Record extracts:
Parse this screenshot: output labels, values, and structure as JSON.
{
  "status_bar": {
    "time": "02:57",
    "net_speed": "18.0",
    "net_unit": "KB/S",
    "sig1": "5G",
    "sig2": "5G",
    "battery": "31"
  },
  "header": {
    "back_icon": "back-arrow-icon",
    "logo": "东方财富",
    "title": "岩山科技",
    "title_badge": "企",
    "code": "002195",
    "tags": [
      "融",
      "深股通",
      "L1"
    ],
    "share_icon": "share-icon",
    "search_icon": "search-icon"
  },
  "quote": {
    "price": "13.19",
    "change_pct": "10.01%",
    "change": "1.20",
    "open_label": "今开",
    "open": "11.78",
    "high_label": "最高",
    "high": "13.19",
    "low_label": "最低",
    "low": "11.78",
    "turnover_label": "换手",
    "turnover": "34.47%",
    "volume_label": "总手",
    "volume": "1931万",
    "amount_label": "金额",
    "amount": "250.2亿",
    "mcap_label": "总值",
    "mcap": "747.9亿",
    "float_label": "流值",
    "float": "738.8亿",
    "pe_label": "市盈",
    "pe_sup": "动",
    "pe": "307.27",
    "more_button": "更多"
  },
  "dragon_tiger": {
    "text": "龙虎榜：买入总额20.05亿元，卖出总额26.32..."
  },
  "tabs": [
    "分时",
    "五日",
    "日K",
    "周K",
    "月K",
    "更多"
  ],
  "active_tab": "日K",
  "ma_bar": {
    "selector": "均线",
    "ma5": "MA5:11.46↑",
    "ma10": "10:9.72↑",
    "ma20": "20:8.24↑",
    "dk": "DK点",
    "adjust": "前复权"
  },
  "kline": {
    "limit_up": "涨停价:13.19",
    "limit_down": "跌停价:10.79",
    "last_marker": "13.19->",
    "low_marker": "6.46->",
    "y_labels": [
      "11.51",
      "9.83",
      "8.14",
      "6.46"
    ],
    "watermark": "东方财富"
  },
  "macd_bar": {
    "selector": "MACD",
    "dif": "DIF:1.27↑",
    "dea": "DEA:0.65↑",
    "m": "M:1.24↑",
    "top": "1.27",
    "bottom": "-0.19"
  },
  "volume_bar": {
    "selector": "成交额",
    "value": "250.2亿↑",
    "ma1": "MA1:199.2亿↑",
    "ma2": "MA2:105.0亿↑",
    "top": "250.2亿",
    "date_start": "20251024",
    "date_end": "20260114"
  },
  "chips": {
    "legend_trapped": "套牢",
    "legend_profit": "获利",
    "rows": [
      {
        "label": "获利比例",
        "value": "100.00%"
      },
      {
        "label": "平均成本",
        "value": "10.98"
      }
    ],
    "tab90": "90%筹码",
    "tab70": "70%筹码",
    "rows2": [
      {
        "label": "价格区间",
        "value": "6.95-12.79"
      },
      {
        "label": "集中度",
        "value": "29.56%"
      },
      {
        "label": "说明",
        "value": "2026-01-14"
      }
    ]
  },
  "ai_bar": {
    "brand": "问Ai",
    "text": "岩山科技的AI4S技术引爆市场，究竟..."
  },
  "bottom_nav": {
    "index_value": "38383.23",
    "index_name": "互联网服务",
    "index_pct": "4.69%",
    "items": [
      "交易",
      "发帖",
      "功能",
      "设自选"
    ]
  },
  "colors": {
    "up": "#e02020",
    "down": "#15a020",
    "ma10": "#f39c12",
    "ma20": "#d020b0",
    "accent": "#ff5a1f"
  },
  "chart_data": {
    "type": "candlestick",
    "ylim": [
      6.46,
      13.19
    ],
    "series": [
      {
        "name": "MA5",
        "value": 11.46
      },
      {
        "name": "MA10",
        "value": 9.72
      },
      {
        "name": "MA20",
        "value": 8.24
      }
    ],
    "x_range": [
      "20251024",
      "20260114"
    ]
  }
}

Exercise instructions: Look through the listing above. Pick out each line with "icon" and copy it.

Exercise solution:
    "back_icon": "back-arrow-icon",
    "share_icon": "share-icon",
    "search_icon": "search-icon"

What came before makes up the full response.